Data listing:
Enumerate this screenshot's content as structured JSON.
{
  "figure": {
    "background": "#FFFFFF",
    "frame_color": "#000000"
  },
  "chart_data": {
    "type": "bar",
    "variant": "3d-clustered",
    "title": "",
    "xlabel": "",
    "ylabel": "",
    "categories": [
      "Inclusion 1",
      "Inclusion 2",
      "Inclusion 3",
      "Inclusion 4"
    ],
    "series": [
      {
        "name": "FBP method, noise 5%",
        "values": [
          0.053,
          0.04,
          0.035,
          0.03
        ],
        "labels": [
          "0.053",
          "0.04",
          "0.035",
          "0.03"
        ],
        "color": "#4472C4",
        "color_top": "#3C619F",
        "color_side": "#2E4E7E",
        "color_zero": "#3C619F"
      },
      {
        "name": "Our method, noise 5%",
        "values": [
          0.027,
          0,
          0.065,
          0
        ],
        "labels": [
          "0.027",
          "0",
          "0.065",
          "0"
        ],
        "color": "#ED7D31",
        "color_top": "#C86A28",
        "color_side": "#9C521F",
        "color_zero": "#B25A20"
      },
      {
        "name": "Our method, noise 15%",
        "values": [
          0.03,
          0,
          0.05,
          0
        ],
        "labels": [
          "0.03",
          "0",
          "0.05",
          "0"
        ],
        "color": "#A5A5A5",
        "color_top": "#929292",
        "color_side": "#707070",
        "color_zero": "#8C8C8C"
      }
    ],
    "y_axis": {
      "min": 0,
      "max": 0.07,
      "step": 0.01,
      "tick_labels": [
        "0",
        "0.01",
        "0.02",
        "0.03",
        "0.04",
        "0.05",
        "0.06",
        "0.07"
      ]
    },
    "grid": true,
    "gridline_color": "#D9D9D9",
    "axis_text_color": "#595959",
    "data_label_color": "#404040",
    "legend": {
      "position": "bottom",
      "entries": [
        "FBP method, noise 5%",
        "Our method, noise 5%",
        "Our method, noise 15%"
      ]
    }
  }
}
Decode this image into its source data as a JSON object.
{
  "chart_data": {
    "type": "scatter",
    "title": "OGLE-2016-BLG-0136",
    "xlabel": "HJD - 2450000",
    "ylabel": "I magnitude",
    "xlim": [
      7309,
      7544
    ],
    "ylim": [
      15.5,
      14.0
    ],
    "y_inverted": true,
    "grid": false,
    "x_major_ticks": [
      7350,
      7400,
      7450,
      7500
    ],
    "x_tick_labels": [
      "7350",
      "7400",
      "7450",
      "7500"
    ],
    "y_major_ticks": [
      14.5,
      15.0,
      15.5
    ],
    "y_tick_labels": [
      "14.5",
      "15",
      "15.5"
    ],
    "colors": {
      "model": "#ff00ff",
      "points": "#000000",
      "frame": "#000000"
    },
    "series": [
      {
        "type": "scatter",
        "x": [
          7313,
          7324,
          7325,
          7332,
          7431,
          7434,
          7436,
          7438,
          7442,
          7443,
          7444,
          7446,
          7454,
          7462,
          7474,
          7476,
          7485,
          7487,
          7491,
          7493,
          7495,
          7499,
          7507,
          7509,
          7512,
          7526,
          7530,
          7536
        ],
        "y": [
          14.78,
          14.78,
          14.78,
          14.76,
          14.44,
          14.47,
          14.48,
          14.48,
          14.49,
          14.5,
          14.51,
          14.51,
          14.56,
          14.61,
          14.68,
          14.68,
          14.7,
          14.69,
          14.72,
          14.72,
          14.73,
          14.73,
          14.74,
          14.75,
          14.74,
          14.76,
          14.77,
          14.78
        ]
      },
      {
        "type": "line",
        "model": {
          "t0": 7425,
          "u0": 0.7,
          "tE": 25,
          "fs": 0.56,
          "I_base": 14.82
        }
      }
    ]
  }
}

TASK TO CARRY OUT: Collect each line above holding the string "this".

CORRECT ANSWER:
Enumerate this screenshot's content as structured JSON.
Decode this image into its source data as a JSON object.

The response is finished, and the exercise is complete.